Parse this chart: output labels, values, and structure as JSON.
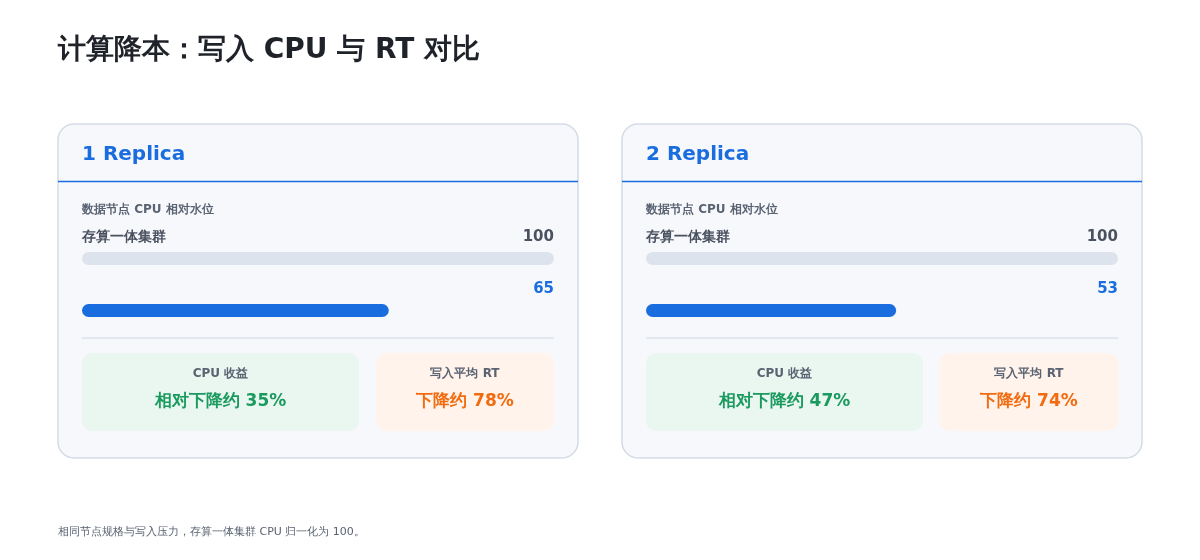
{
  "chart_data": [
    {
      "type": "other",
      "title": "计算降本：写入 CPU 与 RT 对比",
      "annotations": [
        "相同节点规格与写入压力，存算一体集群 CPU 归一化为 100。"
      ]
    },
    {
      "type": "bar",
      "orientation": "horizontal",
      "title": "1 Replica",
      "subtitle": "数据节点 CPU 相对水位",
      "categories": [
        "存算一体集群",
        null
      ],
      "values": [
        100,
        65
      ],
      "colors": [
        "#dde3ec",
        "#1a6ddf"
      ],
      "data_labels": true,
      "annotations": [
        "CPU 收益",
        "相对下降约 35%",
        "写入平均 RT",
        "下降约 78%"
      ]
    },
    {
      "type": "bar",
      "orientation": "horizontal",
      "title": "2 Replica",
      "subtitle": "数据节点 CPU 相对水位",
      "categories": [
        "存算一体集群",
        null
      ],
      "values": [
        100,
        53
      ],
      "colors": [
        "#dde3ec",
        "#1a6ddf"
      ],
      "data_labels": true,
      "annotations": [
        "CPU 收益",
        "相对下降约 47%",
        "写入平均 RT",
        "下降约 74%"
      ]
    }
  ]
}
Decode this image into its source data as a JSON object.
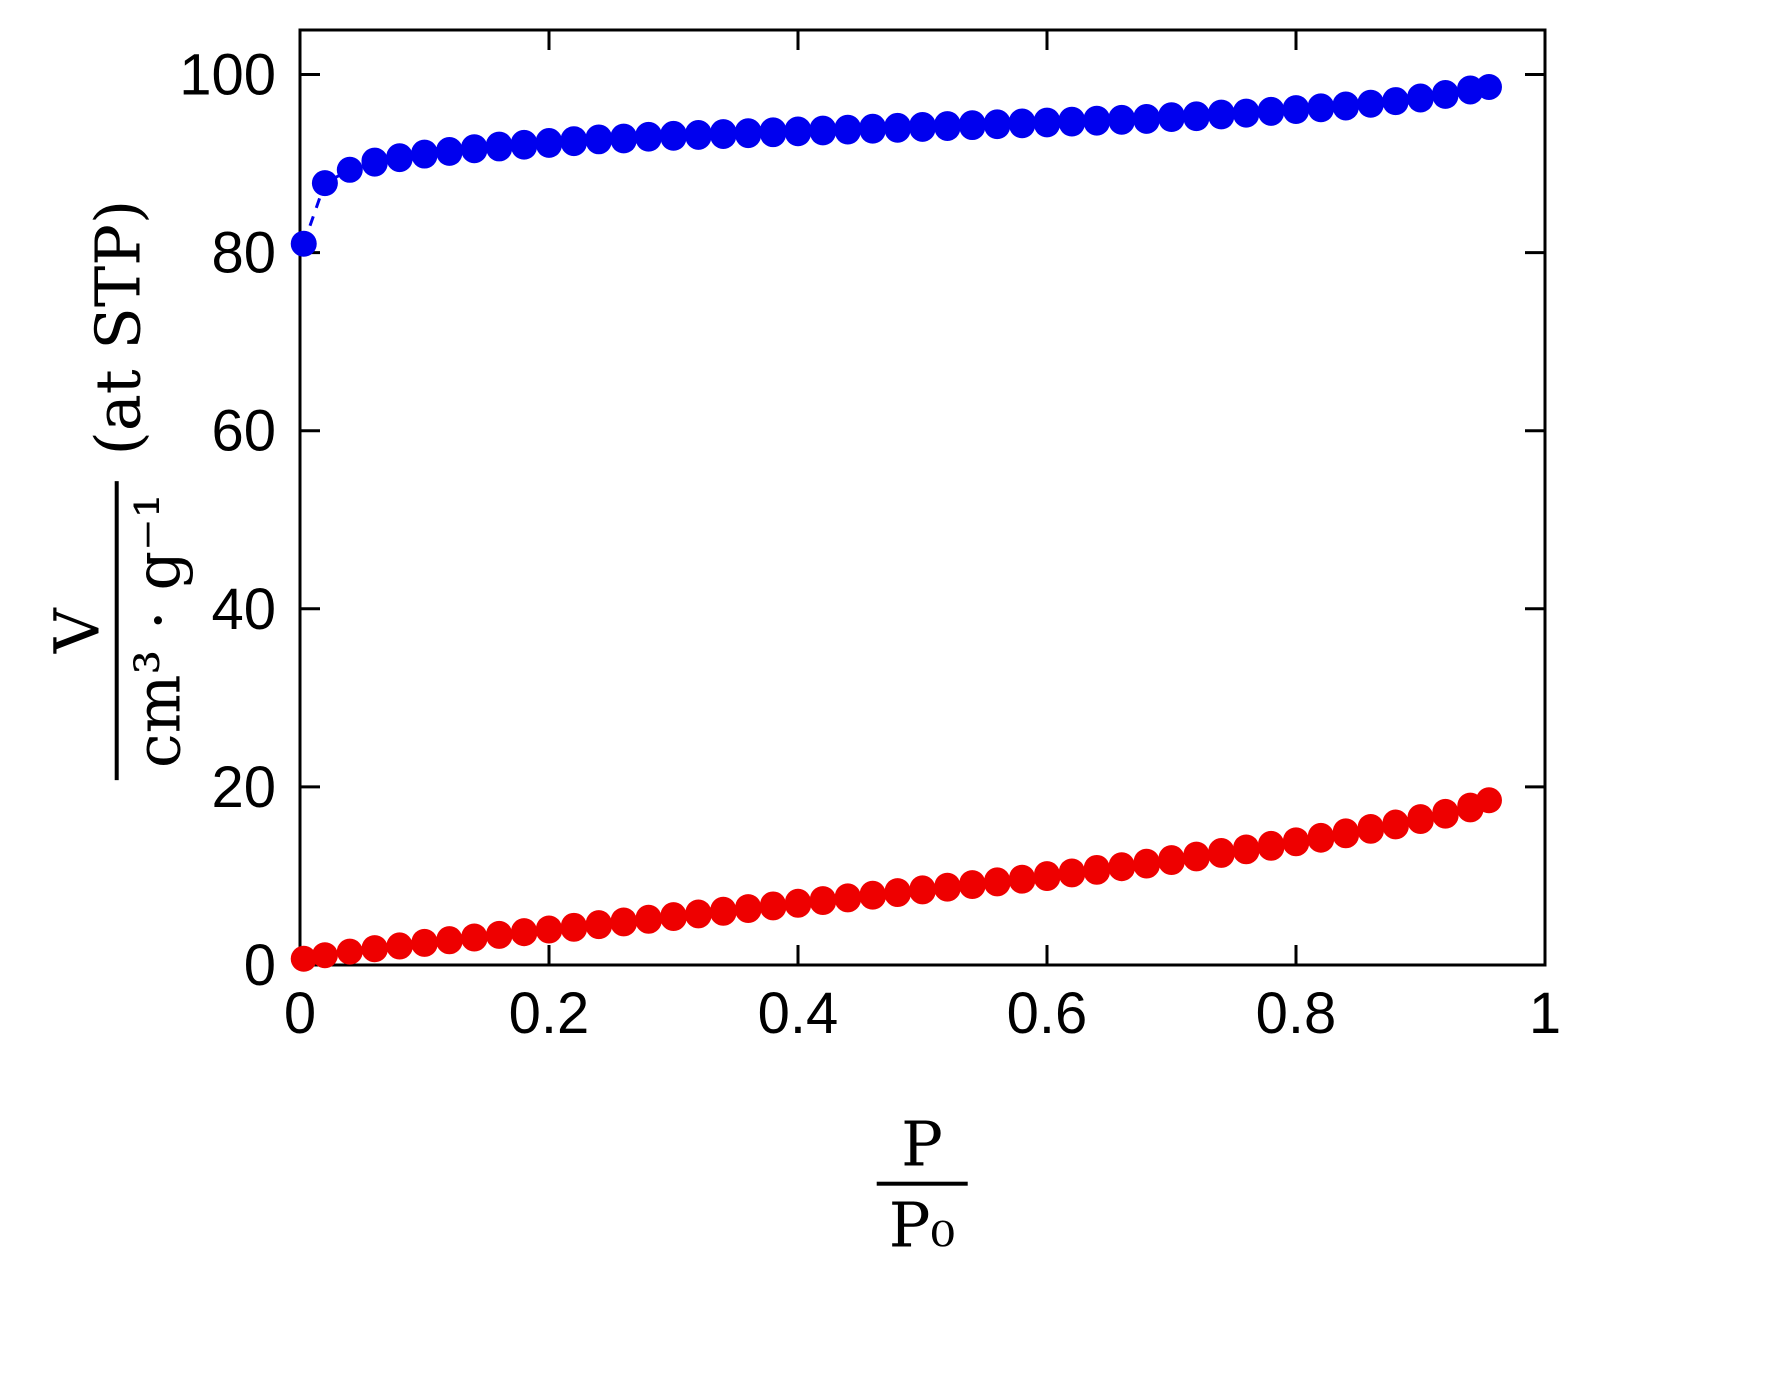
{
  "figure": {
    "background": "#FFFFFF"
  },
  "chart_data": {
    "type": "scatter",
    "title": "",
    "xlabel": {
      "numerator": "P",
      "denominator": "P₀"
    },
    "ylabel": {
      "numerator": "V",
      "denominator": "cm³ · g⁻¹",
      "suffix": "(at STP)"
    },
    "xlim": [
      0,
      1
    ],
    "ylim": [
      0,
      105
    ],
    "x_tick_values": [
      0,
      0.2,
      0.4,
      0.6,
      0.8,
      1
    ],
    "x_tick_labels": [
      "0",
      "0.2",
      "0.4",
      "0.6",
      "0.8",
      "1"
    ],
    "y_tick_values": [
      0,
      20,
      40,
      60,
      80,
      100
    ],
    "y_tick_labels": [
      "0",
      "20",
      "40",
      "60",
      "80",
      "100"
    ],
    "grid": false,
    "legend": "none",
    "axis_color": "#000000",
    "marker_radius": 13,
    "series": [
      {
        "name": "blue-desorption",
        "color": "#0000EE",
        "marker": "open",
        "linestyle": "dashed",
        "x": [
          0.94,
          0.92,
          0.9,
          0.88,
          0.86,
          0.84,
          0.82,
          0.8,
          0.78,
          0.76,
          0.74,
          0.72,
          0.7,
          0.68,
          0.66,
          0.64,
          0.62,
          0.6,
          0.58,
          0.56,
          0.54,
          0.52,
          0.5,
          0.48,
          0.46,
          0.44,
          0.42,
          0.4,
          0.38,
          0.36,
          0.34,
          0.32,
          0.3,
          0.28,
          0.26,
          0.24,
          0.22,
          0.2,
          0.18,
          0.16,
          0.14,
          0.12,
          0.1,
          0.08,
          0.06
        ],
        "y": [
          98.4,
          97.9,
          97.5,
          97.1,
          96.8,
          96.6,
          96.4,
          96.2,
          96.0,
          95.8,
          95.7,
          95.5,
          95.4,
          95.2,
          95.1,
          95.0,
          94.9,
          94.8,
          94.7,
          94.6,
          94.5,
          94.4,
          94.3,
          94.2,
          94.1,
          94.0,
          93.9,
          93.8,
          93.7,
          93.6,
          93.5,
          93.4,
          93.3,
          93.2,
          93.0,
          92.9,
          92.7,
          92.5,
          92.3,
          92.1,
          91.8,
          91.5,
          91.2,
          90.8,
          90.3
        ]
      },
      {
        "name": "blue-adsorption",
        "color": "#0000EE",
        "marker": "filled",
        "linestyle": "dashed",
        "x": [
          0.003,
          0.02,
          0.04,
          0.06,
          0.08,
          0.1,
          0.12,
          0.14,
          0.16,
          0.18,
          0.2,
          0.22,
          0.24,
          0.26,
          0.28,
          0.3,
          0.32,
          0.34,
          0.36,
          0.38,
          0.4,
          0.42,
          0.44,
          0.46,
          0.48,
          0.5,
          0.52,
          0.54,
          0.56,
          0.58,
          0.6,
          0.62,
          0.64,
          0.66,
          0.68,
          0.7,
          0.72,
          0.74,
          0.76,
          0.78,
          0.8,
          0.82,
          0.84,
          0.86,
          0.88,
          0.9,
          0.92,
          0.94,
          0.955
        ],
        "y": [
          81.0,
          87.8,
          89.3,
          90.0,
          90.5,
          90.9,
          91.2,
          91.5,
          91.7,
          91.9,
          92.1,
          92.3,
          92.5,
          92.6,
          92.8,
          92.9,
          93.0,
          93.1,
          93.2,
          93.3,
          93.4,
          93.5,
          93.6,
          93.7,
          93.8,
          93.9,
          94.0,
          94.1,
          94.2,
          94.3,
          94.4,
          94.5,
          94.6,
          94.7,
          94.8,
          95.0,
          95.1,
          95.3,
          95.5,
          95.7,
          95.9,
          96.1,
          96.3,
          96.6,
          96.9,
          97.2,
          97.6,
          98.1,
          98.6
        ]
      },
      {
        "name": "red-desorption",
        "color": "#EE0000",
        "marker": "open",
        "linestyle": "dashed",
        "x": [
          0.94,
          0.92,
          0.9,
          0.88,
          0.86,
          0.84,
          0.82,
          0.8,
          0.78,
          0.76,
          0.74,
          0.72,
          0.7,
          0.68,
          0.66,
          0.64,
          0.62,
          0.6,
          0.58,
          0.56,
          0.54,
          0.52,
          0.5,
          0.48,
          0.46,
          0.44,
          0.42,
          0.4,
          0.38,
          0.36,
          0.34,
          0.32,
          0.3,
          0.28,
          0.26,
          0.24,
          0.22,
          0.2,
          0.18,
          0.16,
          0.14,
          0.12,
          0.1,
          0.08,
          0.06
        ],
        "y": [
          17.5,
          16.8,
          16.2,
          15.6,
          15.1,
          14.6,
          14.1,
          13.7,
          13.2,
          12.8,
          12.4,
          12.0,
          11.6,
          11.2,
          10.9,
          10.5,
          10.2,
          9.8,
          9.5,
          9.2,
          8.9,
          8.6,
          8.3,
          8.0,
          7.7,
          7.4,
          7.1,
          6.8,
          6.5,
          6.2,
          5.9,
          5.6,
          5.3,
          5.0,
          4.7,
          4.4,
          4.1,
          3.9,
          3.6,
          3.3,
          3.0,
          2.7,
          2.4,
          2.1,
          1.8
        ]
      },
      {
        "name": "red-adsorption",
        "color": "#EE0000",
        "marker": "filled",
        "linestyle": "dashed",
        "x": [
          0.003,
          0.02,
          0.04,
          0.06,
          0.08,
          0.1,
          0.12,
          0.14,
          0.16,
          0.18,
          0.2,
          0.22,
          0.24,
          0.26,
          0.28,
          0.3,
          0.32,
          0.34,
          0.36,
          0.38,
          0.4,
          0.42,
          0.44,
          0.46,
          0.48,
          0.5,
          0.52,
          0.54,
          0.56,
          0.58,
          0.6,
          0.62,
          0.64,
          0.66,
          0.68,
          0.7,
          0.72,
          0.74,
          0.76,
          0.78,
          0.8,
          0.82,
          0.84,
          0.86,
          0.88,
          0.9,
          0.92,
          0.94,
          0.955
        ],
        "y": [
          0.7,
          1.1,
          1.5,
          1.9,
          2.2,
          2.6,
          2.9,
          3.2,
          3.5,
          3.8,
          4.1,
          4.4,
          4.7,
          5.0,
          5.3,
          5.6,
          5.9,
          6.2,
          6.5,
          6.8,
          7.1,
          7.4,
          7.7,
          8.0,
          8.3,
          8.6,
          8.9,
          9.2,
          9.5,
          9.8,
          10.2,
          10.5,
          10.9,
          11.2,
          11.6,
          12.0,
          12.4,
          12.8,
          13.2,
          13.6,
          14.0,
          14.5,
          15.0,
          15.5,
          16.0,
          16.6,
          17.2,
          17.9,
          18.5
        ]
      }
    ]
  }
}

········

▶ _WHAT THE TASK REQUIRES_:
From the entries above, extract every line where the word "this" appears.

▶ _ANSWER TO THE PROBLEM_:
Parse this chart: output labels, values, and structure as JSON.
Decode this image into its source data as a JSON object.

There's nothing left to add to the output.